━━━━━ Records provided ━━━━━
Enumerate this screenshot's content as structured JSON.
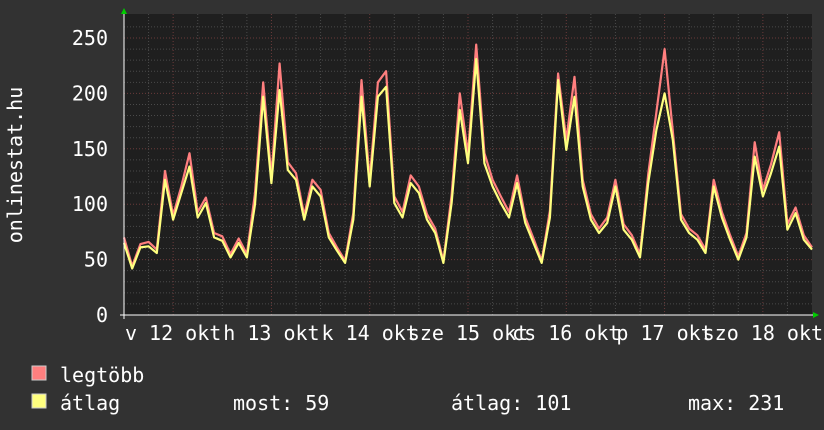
{
  "chart_data": {
    "type": "line",
    "ylabel": "onlinestat.hu",
    "ylim": [
      0,
      260
    ],
    "yticks": [
      0,
      50,
      100,
      150,
      200,
      250
    ],
    "x_hours": 168,
    "x_step_hours": 2,
    "xtick_labels": [
      "v 12 okt",
      "h 13 okt",
      "k 14 okt",
      "sze 15 okt",
      "cs 16 okt",
      "p 17 okt",
      "szo 18 okt"
    ],
    "grid": true,
    "series": [
      {
        "name": "legtöbb",
        "color": "#ff7f7f",
        "values": [
          70,
          44,
          64,
          66,
          59,
          130,
          90,
          116,
          146,
          93,
          106,
          74,
          71,
          55,
          69,
          55,
          110,
          210,
          125,
          227,
          138,
          128,
          90,
          122,
          113,
          74,
          61,
          49,
          92,
          212,
          122,
          210,
          220,
          107,
          93,
          126,
          116,
          91,
          78,
          49,
          108,
          200,
          145,
          244,
          146,
          122,
          107,
          93,
          126,
          88,
          69,
          49,
          94,
          218,
          158,
          215,
          122,
          91,
          78,
          88,
          122,
          82,
          72,
          55,
          127,
          183,
          240,
          166,
          91,
          78,
          72,
          59,
          122,
          93,
          72,
          53,
          74,
          156,
          113,
          136,
          165,
          82,
          97,
          72,
          61
        ]
      },
      {
        "name": "átlag",
        "color": "#ffff7f",
        "values": [
          65,
          42,
          61,
          62,
          56,
          122,
          86,
          110,
          134,
          88,
          101,
          70,
          67,
          52,
          65,
          52,
          100,
          197,
          119,
          203,
          131,
          122,
          86,
          116,
          107,
          70,
          58,
          47,
          86,
          197,
          116,
          197,
          206,
          101,
          88,
          119,
          110,
          86,
          74,
          47,
          101,
          185,
          137,
          231,
          137,
          116,
          101,
          88,
          119,
          83,
          65,
          47,
          88,
          212,
          149,
          197,
          116,
          86,
          74,
          83,
          116,
          77,
          68,
          52,
          119,
          167,
          200,
          158,
          86,
          74,
          68,
          56,
          116,
          88,
          68,
          50,
          70,
          143,
          107,
          128,
          152,
          77,
          92,
          68,
          59
        ]
      }
    ]
  },
  "legend": {
    "items": [
      {
        "label": "legtöbb",
        "color": "#ff7f7f"
      },
      {
        "label": "átlag",
        "color": "#ffff7f"
      }
    ],
    "stats": {
      "now_label": "most: 59",
      "avg_label": "átlag: 101",
      "max_label": "max: 231"
    }
  }
}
━━━━━
## Brief
Copy out the whole listing exactly, and don't carry over any pictures.

## Correct answer
Enumerate this screenshot's content as structured JSON.
{
  "chart_data": {
    "type": "line",
    "ylabel": "onlinestat.hu",
    "ylim": [
      0,
      260
    ],
    "yticks": [
      0,
      50,
      100,
      150,
      200,
      250
    ],
    "x_hours": 168,
    "x_step_hours": 2,
    "xtick_labels": [
      "v 12 okt",
      "h 13 okt",
      "k 14 okt",
      "sze 15 okt",
      "cs 16 okt",
      "p 17 okt",
      "szo 18 okt"
    ],
    "grid": true,
    "series": [
      {
        "name": "legtöbb",
        "color": "#ff7f7f",
        "values": [
          70,
          44,
          64,
          66,
          59,
          130,
          90,
          116,
          146,
          93,
          106,
          74,
          71,
          55,
          69,
          55,
          110,
          210,
          125,
          227,
          138,
          128,
          90,
          122,
          113,
          74,
          61,
          49,
          92,
          212,
          122,
          210,
          220,
          107,
          93,
          126,
          116,
          91,
          78,
          49,
          108,
          200,
          145,
          244,
          146,
          122,
          107,
          93,
          126,
          88,
          69,
          49,
          94,
          218,
          158,
          215,
          122,
          91,
          78,
          88,
          122,
          82,
          72,
          55,
          127,
          183,
          240,
          166,
          91,
          78,
          72,
          59,
          122,
          93,
          72,
          53,
          74,
          156,
          113,
          136,
          165,
          82,
          97,
          72,
          61
        ]
      },
      {
        "name": "átlag",
        "color": "#ffff7f",
        "values": [
          65,
          42,
          61,
          62,
          56,
          122,
          86,
          110,
          134,
          88,
          101,
          70,
          67,
          52,
          65,
          52,
          100,
          197,
          119,
          203,
          131,
          122,
          86,
          116,
          107,
          70,
          58,
          47,
          86,
          197,
          116,
          197,
          206,
          101,
          88,
          119,
          110,
          86,
          74,
          47,
          101,
          185,
          137,
          231,
          137,
          116,
          101,
          88,
          119,
          83,
          65,
          47,
          88,
          212,
          149,
          197,
          116,
          86,
          74,
          83,
          116,
          77,
          68,
          52,
          119,
          167,
          200,
          158,
          86,
          74,
          68,
          56,
          116,
          88,
          68,
          50,
          70,
          143,
          107,
          128,
          152,
          77,
          92,
          68,
          59
        ]
      }
    ]
  },
  "legend": {
    "items": [
      {
        "label": "legtöbb",
        "color": "#ff7f7f"
      },
      {
        "label": "átlag",
        "color": "#ffff7f"
      }
    ],
    "stats": {
      "now_label": "most: 59",
      "avg_label": "átlag: 101",
      "max_label": "max: 231"
    }
  }
}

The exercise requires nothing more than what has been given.